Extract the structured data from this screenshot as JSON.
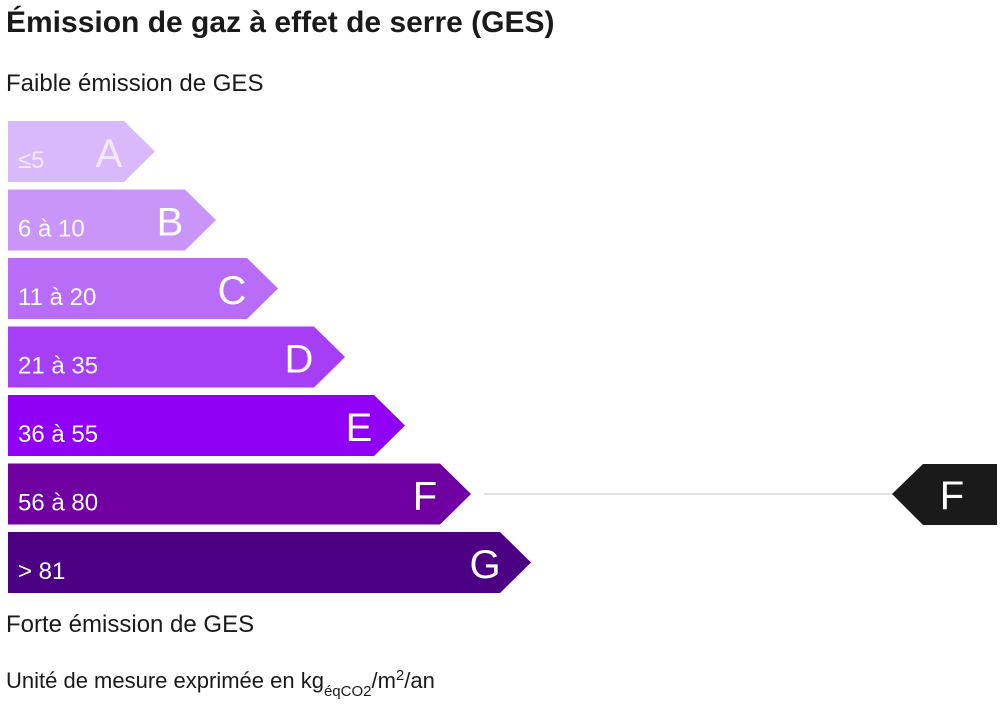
{
  "title": "Émission de gaz à effet de serre (GES)",
  "top_label": "Faible émission de GES",
  "bottom_label": "Forte émission de GES",
  "classes": [
    {
      "range": "≤5",
      "letter": "A",
      "color": "#dab9fb"
    },
    {
      "range": "6 à 10",
      "letter": "B",
      "color": "#ca95f8"
    },
    {
      "range": "11 à 20",
      "letter": "C",
      "color": "#b96cf7"
    },
    {
      "range": "21 à 35",
      "letter": "D",
      "color": "#a53ef5"
    },
    {
      "range": "36 à 55",
      "letter": "E",
      "color": "#9000f4"
    },
    {
      "range": "56 à 80",
      "letter": "F",
      "color": "#7100a3"
    },
    {
      "range": "> 81",
      "letter": "G",
      "color": "#4c0083"
    }
  ],
  "current": "F",
  "unit": {
    "text": "Unité de mesure exprimée en kg",
    "sub": "éqCO2",
    "mid": "/m",
    "sup": "2",
    "end": "/an"
  }
}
----------
§ WHAT YOU NEED TO DO
Reproduce every line above as written, skipping pictures.

§ RESPONSE TO THE TASK
Extract the structured data from this screenshot as JSON.
{
  "title": "Émission de gaz à effet de serre (GES)",
  "top_label": "Faible émission de GES",
  "bottom_label": "Forte émission de GES",
  "classes": [
    {
      "range": "≤5",
      "letter": "A",
      "color": "#dab9fb"
    },
    {
      "range": "6 à 10",
      "letter": "B",
      "color": "#ca95f8"
    },
    {
      "range": "11 à 20",
      "letter": "C",
      "color": "#b96cf7"
    },
    {
      "range": "21 à 35",
      "letter": "D",
      "color": "#a53ef5"
    },
    {
      "range": "36 à 55",
      "letter": "E",
      "color": "#9000f4"
    },
    {
      "range": "56 à 80",
      "letter": "F",
      "color": "#7100a3"
    },
    {
      "range": "> 81",
      "letter": "G",
      "color": "#4c0083"
    }
  ],
  "current": "F",
  "unit": {
    "text": "Unité de mesure exprimée en kg",
    "sub": "éqCO2",
    "mid": "/m",
    "sup": "2",
    "end": "/an"
  }
}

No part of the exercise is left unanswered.